Data entries
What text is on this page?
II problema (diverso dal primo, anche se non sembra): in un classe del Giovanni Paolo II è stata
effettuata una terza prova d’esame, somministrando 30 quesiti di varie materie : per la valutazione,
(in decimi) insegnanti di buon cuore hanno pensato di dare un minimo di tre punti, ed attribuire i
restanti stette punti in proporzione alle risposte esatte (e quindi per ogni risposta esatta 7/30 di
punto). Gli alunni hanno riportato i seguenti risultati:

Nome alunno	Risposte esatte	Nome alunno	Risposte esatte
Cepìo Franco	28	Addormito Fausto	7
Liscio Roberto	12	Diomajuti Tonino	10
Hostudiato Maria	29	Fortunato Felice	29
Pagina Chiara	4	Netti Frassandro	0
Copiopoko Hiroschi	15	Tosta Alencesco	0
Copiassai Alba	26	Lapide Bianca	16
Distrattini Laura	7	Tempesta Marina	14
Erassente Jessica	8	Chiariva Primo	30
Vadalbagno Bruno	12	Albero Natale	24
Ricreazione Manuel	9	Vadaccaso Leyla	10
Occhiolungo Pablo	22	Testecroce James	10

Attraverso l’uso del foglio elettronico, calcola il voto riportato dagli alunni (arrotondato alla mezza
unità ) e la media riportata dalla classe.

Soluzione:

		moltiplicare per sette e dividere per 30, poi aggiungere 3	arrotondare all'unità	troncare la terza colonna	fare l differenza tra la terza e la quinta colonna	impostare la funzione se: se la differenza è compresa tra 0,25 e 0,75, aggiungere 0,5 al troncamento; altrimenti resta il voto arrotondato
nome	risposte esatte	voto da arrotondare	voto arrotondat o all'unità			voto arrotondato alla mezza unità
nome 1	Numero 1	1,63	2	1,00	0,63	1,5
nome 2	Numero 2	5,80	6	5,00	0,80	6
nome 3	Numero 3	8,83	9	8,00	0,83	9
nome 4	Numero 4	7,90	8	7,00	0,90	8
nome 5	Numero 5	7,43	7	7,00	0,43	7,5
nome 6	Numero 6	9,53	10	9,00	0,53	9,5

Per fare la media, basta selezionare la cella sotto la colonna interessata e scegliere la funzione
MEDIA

» **WHAT TO PRODUCE**: Each record above should be output again exactly.

» **THE REPLY**:
What text is on this page?
II problema (diverso dal primo, anche se non sembra): in un classe del Giovanni Paolo II è stata
effettuata una terza prova d’esame, somministrando 30 quesiti di varie materie : per la valutazione,
(in decimi) insegnanti di buon cuore hanno pensato di dare un minimo di tre punti, ed attribuire i
restanti stette punti in proporzione alle risposte esatte (e quindi per ogni risposta esatta 7/30 di
punto). Gli alunni hanno riportato i seguenti risultati:

Nome alunno	Risposte esatte	Nome alunno	Risposte esatte
Cepìo Franco	28	Addormito Fausto	7
Liscio Roberto	12	Diomajuti Tonino	10
Hostudiato Maria	29	Fortunato Felice	29
Pagina Chiara	4	Netti Frassandro	0
Copiopoko Hiroschi	15	Tosta Alencesco	0
Copiassai Alba	26	Lapide Bianca	16
Distrattini Laura	7	Tempesta Marina	14
Erassente Jessica	8	Chiariva Primo	30
Vadalbagno Bruno	12	Albero Natale	24
Ricreazione Manuel	9	Vadaccaso Leyla	10
Occhiolungo Pablo	22	Testecroce James	10

Attraverso l’uso del foglio elettronico, calcola il voto riportato dagli alunni (arrotondato alla mezza
unità ) e la media riportata dalla classe.

Soluzione:

		moltiplicare per sette e dividere per 30, poi aggiungere 3	arrotondare all'unità	troncare la terza colonna	fare l differenza tra la terza e la quinta colonna	impostare la funzione se: se la differenza è compresa tra 0,25 e 0,75, aggiungere 0,5 al troncamento; altrimenti resta il voto arrotondato
nome	risposte esatte	voto da arrotondare	voto arrotondat o all'unità			voto arrotondato alla mezza unità
nome 1	Numero 1	1,63	2	1,00	0,63	1,5
nome 2	Numero 2	5,80	6	5,00	0,80	6
nome 3	Numero 3	8,83	9	8,00	0,83	9
nome 4	Numero 4	7,90	8	7,00	0,90	8
nome 5	Numero 5	7,43	7	7,00	0,43	7,5
nome 6	Numero 6	9,53	10	9,00	0,53	9,5

Per fare la media, basta selezionare la cella sotto la colonna interessata e scegliere la funzione
MEDIA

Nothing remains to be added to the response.